**What the task asks**. Without the pictures, return all of the material exactly as written.

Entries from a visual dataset
----

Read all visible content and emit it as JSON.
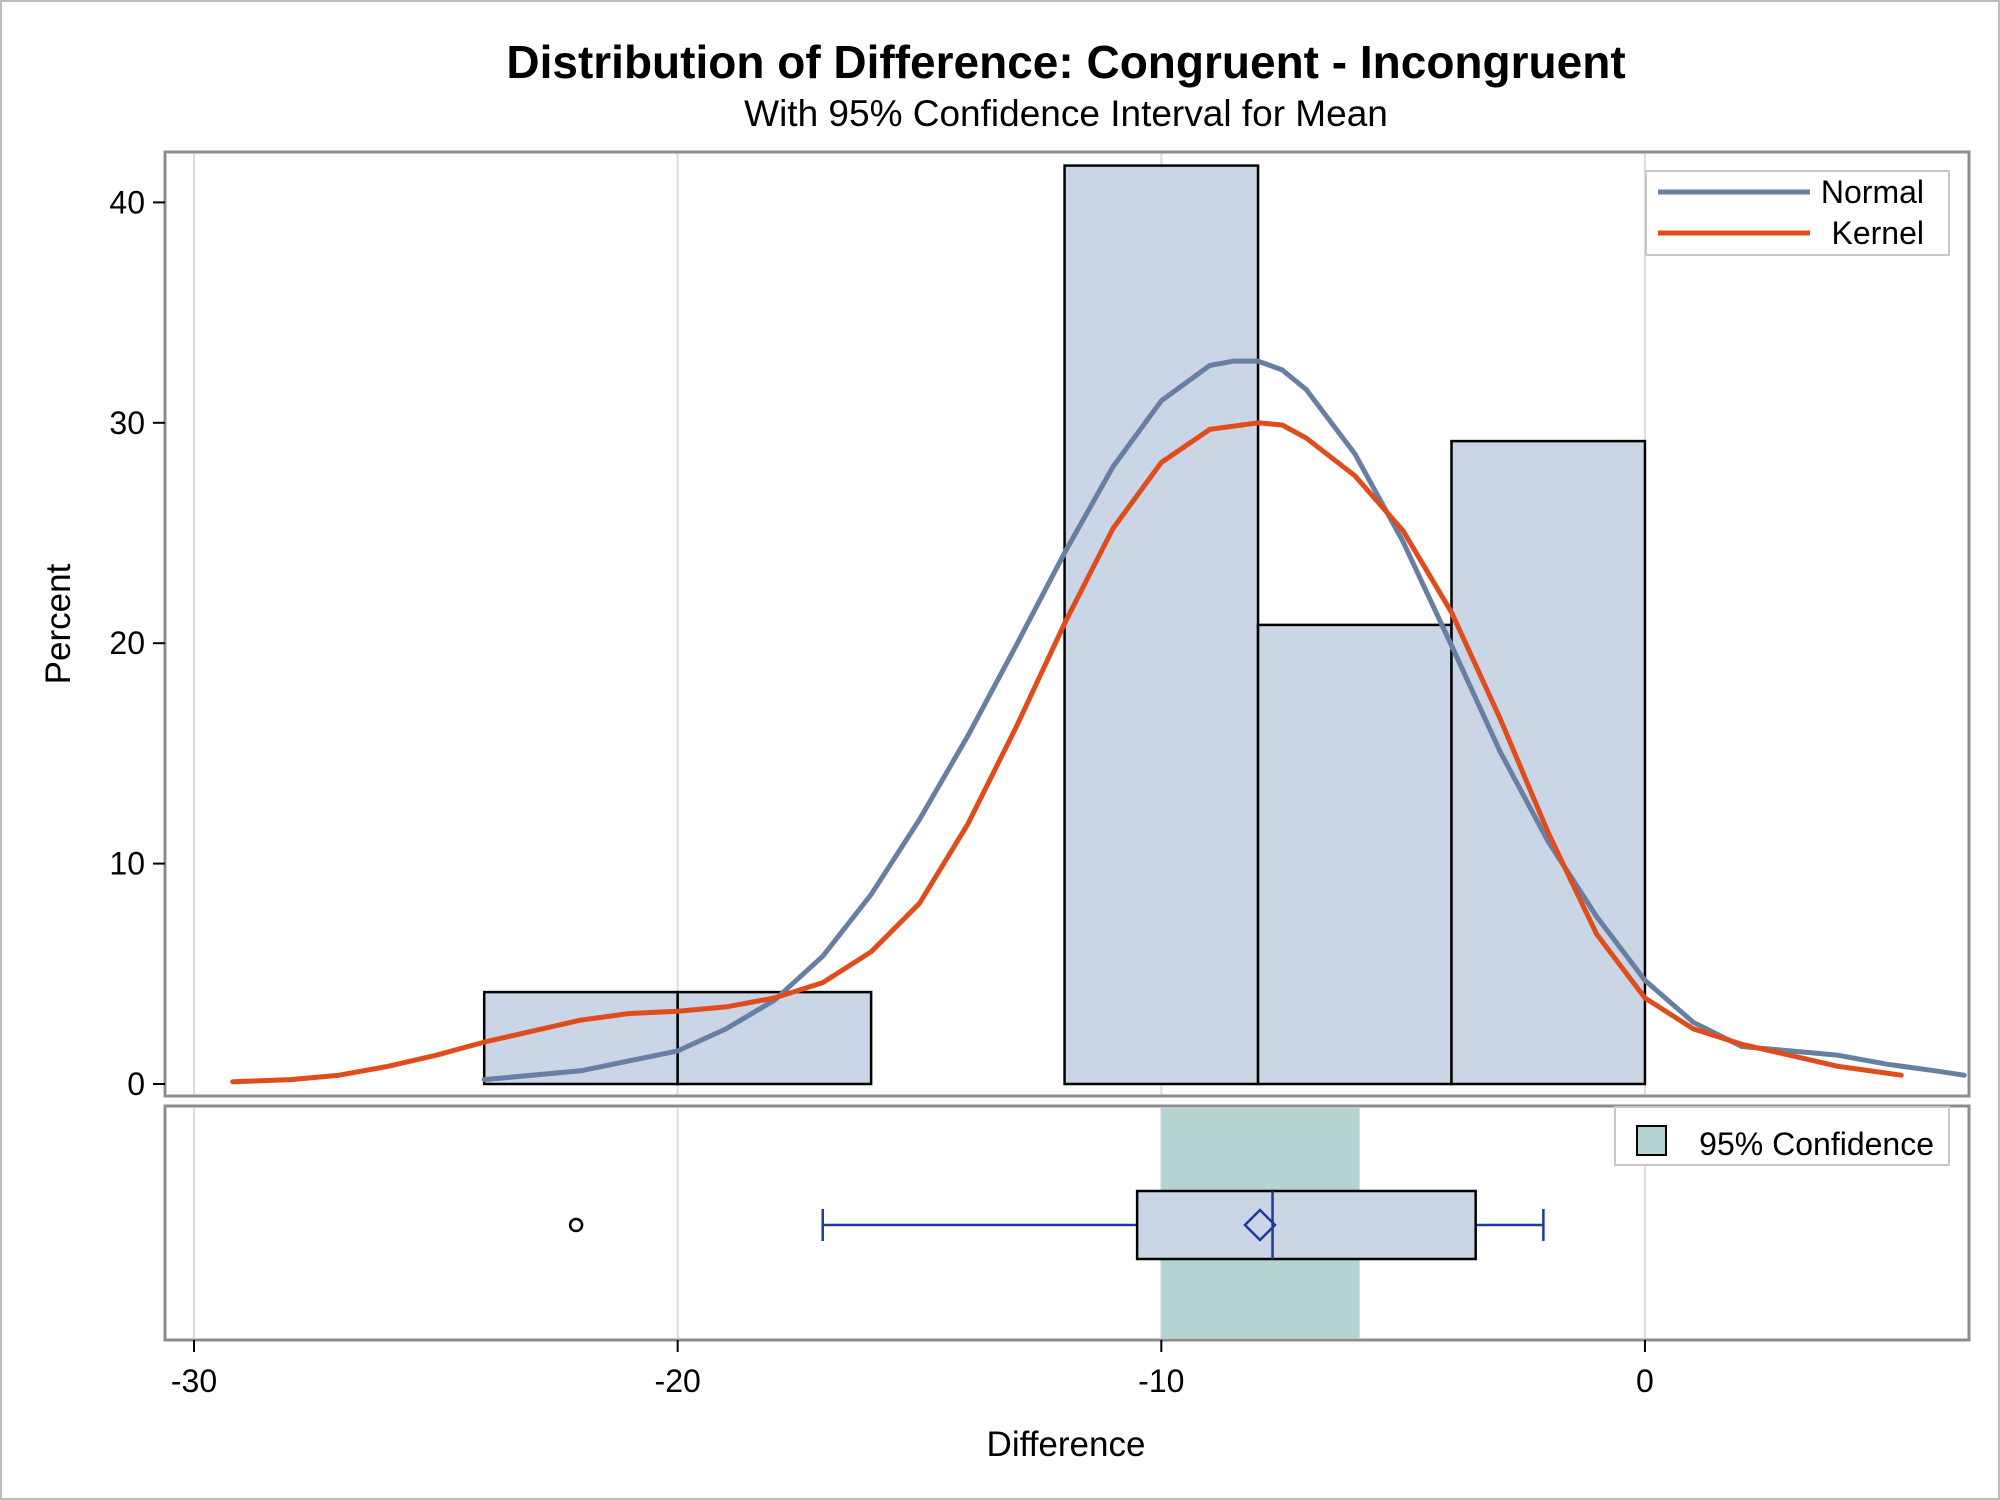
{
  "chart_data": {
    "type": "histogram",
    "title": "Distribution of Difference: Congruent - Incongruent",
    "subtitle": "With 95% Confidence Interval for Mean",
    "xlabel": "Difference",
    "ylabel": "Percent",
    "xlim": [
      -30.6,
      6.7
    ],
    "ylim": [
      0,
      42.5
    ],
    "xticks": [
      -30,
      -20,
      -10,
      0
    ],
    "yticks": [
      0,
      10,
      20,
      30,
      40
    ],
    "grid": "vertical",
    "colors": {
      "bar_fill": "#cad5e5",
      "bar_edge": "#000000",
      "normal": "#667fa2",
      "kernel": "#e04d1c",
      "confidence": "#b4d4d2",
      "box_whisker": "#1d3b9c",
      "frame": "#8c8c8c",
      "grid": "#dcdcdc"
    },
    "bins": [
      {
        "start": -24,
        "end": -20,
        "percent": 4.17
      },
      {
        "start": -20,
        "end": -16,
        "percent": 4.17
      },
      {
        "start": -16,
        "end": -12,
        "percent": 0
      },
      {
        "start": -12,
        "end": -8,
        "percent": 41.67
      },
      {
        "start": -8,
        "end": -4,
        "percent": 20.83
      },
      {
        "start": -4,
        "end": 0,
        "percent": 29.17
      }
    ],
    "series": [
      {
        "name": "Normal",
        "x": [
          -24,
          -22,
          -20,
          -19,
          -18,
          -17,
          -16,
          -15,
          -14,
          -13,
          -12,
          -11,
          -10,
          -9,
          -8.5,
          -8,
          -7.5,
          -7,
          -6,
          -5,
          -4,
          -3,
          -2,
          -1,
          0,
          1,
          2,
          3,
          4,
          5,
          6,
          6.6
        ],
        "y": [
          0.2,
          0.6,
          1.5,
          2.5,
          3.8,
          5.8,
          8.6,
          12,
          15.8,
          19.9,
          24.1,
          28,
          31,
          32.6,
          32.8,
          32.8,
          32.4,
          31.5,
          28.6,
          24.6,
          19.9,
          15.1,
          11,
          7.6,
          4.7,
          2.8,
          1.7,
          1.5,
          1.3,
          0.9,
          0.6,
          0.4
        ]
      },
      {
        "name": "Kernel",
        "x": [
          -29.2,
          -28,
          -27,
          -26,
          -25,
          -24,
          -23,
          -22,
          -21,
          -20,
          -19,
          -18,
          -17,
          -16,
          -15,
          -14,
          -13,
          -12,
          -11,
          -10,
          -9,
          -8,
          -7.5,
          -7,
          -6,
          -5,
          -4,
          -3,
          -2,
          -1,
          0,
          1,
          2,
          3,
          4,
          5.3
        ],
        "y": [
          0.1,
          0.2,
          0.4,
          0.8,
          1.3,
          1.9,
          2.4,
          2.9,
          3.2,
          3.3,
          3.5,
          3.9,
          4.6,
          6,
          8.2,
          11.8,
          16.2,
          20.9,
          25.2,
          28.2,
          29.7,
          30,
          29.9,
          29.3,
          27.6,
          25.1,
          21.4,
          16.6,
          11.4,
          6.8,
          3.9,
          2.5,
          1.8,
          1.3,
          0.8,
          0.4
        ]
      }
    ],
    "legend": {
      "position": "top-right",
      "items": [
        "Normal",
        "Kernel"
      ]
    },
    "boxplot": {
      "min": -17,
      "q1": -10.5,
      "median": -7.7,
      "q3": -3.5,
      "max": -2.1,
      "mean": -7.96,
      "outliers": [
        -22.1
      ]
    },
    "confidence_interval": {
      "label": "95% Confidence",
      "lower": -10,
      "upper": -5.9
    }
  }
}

----

**Solution to this task**.
Read all visible content and emit it as JSON.
{
  "chart_data": {
    "type": "histogram",
    "title": "Distribution of Difference: Congruent - Incongruent",
    "subtitle": "With 95% Confidence Interval for Mean",
    "xlabel": "Difference",
    "ylabel": "Percent",
    "xlim": [
      -30.6,
      6.7
    ],
    "ylim": [
      0,
      42.5
    ],
    "xticks": [
      -30,
      -20,
      -10,
      0
    ],
    "yticks": [
      0,
      10,
      20,
      30,
      40
    ],
    "grid": "vertical",
    "colors": {
      "bar_fill": "#cad5e5",
      "bar_edge": "#000000",
      "normal": "#667fa2",
      "kernel": "#e04d1c",
      "confidence": "#b4d4d2",
      "box_whisker": "#1d3b9c",
      "frame": "#8c8c8c",
      "grid": "#dcdcdc"
    },
    "bins": [
      {
        "start": -24,
        "end": -20,
        "percent": 4.17
      },
      {
        "start": -20,
        "end": -16,
        "percent": 4.17
      },
      {
        "start": -16,
        "end": -12,
        "percent": 0
      },
      {
        "start": -12,
        "end": -8,
        "percent": 41.67
      },
      {
        "start": -8,
        "end": -4,
        "percent": 20.83
      },
      {
        "start": -4,
        "end": 0,
        "percent": 29.17
      }
    ],
    "series": [
      {
        "name": "Normal",
        "x": [
          -24,
          -22,
          -20,
          -19,
          -18,
          -17,
          -16,
          -15,
          -14,
          -13,
          -12,
          -11,
          -10,
          -9,
          -8.5,
          -8,
          -7.5,
          -7,
          -6,
          -5,
          -4,
          -3,
          -2,
          -1,
          0,
          1,
          2,
          3,
          4,
          5,
          6,
          6.6
        ],
        "y": [
          0.2,
          0.6,
          1.5,
          2.5,
          3.8,
          5.8,
          8.6,
          12,
          15.8,
          19.9,
          24.1,
          28,
          31,
          32.6,
          32.8,
          32.8,
          32.4,
          31.5,
          28.6,
          24.6,
          19.9,
          15.1,
          11,
          7.6,
          4.7,
          2.8,
          1.7,
          1.5,
          1.3,
          0.9,
          0.6,
          0.4
        ]
      },
      {
        "name": "Kernel",
        "x": [
          -29.2,
          -28,
          -27,
          -26,
          -25,
          -24,
          -23,
          -22,
          -21,
          -20,
          -19,
          -18,
          -17,
          -16,
          -15,
          -14,
          -13,
          -12,
          -11,
          -10,
          -9,
          -8,
          -7.5,
          -7,
          -6,
          -5,
          -4,
          -3,
          -2,
          -1,
          0,
          1,
          2,
          3,
          4,
          5.3
        ],
        "y": [
          0.1,
          0.2,
          0.4,
          0.8,
          1.3,
          1.9,
          2.4,
          2.9,
          3.2,
          3.3,
          3.5,
          3.9,
          4.6,
          6,
          8.2,
          11.8,
          16.2,
          20.9,
          25.2,
          28.2,
          29.7,
          30,
          29.9,
          29.3,
          27.6,
          25.1,
          21.4,
          16.6,
          11.4,
          6.8,
          3.9,
          2.5,
          1.8,
          1.3,
          0.8,
          0.4
        ]
      }
    ],
    "legend": {
      "position": "top-right",
      "items": [
        "Normal",
        "Kernel"
      ]
    },
    "boxplot": {
      "min": -17,
      "q1": -10.5,
      "median": -7.7,
      "q3": -3.5,
      "max": -2.1,
      "mean": -7.96,
      "outliers": [
        -22.1
      ]
    },
    "confidence_interval": {
      "label": "95% Confidence",
      "lower": -10,
      "upper": -5.9
    }
  }
}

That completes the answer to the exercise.